Start
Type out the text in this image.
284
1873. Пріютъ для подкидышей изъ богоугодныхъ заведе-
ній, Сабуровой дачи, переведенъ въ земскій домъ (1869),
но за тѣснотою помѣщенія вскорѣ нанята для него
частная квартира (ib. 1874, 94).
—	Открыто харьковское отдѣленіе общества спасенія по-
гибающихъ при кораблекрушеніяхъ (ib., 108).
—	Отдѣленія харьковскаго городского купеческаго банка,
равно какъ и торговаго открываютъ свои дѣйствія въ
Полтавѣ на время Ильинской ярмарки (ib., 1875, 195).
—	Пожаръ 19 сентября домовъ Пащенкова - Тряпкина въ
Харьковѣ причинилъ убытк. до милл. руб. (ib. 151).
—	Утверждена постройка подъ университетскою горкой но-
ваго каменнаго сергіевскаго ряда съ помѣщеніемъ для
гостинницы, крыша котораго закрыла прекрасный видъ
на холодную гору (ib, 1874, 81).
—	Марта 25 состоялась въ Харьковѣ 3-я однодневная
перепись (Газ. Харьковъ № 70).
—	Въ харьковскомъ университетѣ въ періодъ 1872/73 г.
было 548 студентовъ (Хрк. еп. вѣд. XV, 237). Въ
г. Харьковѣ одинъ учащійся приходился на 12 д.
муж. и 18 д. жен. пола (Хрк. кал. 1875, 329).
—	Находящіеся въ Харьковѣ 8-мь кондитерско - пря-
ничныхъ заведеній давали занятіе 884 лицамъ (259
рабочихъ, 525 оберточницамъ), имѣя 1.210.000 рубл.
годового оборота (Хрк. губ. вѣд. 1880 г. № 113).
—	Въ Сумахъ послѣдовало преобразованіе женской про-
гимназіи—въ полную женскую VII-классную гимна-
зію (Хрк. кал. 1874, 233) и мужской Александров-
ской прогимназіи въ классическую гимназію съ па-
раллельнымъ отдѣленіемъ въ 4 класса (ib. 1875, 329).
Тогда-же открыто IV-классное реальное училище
End
Start
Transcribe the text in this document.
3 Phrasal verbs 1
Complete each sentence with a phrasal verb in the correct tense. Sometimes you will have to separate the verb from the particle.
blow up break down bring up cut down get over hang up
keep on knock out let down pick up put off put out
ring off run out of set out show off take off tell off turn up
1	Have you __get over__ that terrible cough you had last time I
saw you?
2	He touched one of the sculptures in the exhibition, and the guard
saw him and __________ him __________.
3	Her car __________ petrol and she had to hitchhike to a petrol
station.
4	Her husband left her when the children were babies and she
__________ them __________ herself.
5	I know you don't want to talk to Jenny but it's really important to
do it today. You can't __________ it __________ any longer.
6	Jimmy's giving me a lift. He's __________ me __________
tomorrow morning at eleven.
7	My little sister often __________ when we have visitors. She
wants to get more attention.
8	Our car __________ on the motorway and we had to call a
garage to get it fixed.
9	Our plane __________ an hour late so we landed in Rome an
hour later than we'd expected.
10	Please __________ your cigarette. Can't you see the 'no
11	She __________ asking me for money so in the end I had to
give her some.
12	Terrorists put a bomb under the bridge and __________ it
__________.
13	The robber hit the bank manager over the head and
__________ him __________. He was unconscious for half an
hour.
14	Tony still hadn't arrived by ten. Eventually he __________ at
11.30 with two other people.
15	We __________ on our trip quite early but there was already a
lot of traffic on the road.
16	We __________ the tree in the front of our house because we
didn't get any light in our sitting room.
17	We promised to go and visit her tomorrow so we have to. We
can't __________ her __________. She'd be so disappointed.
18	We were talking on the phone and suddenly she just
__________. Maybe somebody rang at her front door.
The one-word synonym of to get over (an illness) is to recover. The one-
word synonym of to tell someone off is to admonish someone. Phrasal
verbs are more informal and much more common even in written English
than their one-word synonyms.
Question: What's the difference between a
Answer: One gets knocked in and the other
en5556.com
End
_What the task asks_:
Search the material above for "word". Pull out each line where it shows up.

_Answer for the task_:
The one-word synonym of to get over (an illness) is to recover. The one-
word synonym of to tell someone off is to admonish someone. Phrasal
than their one-word synonyms.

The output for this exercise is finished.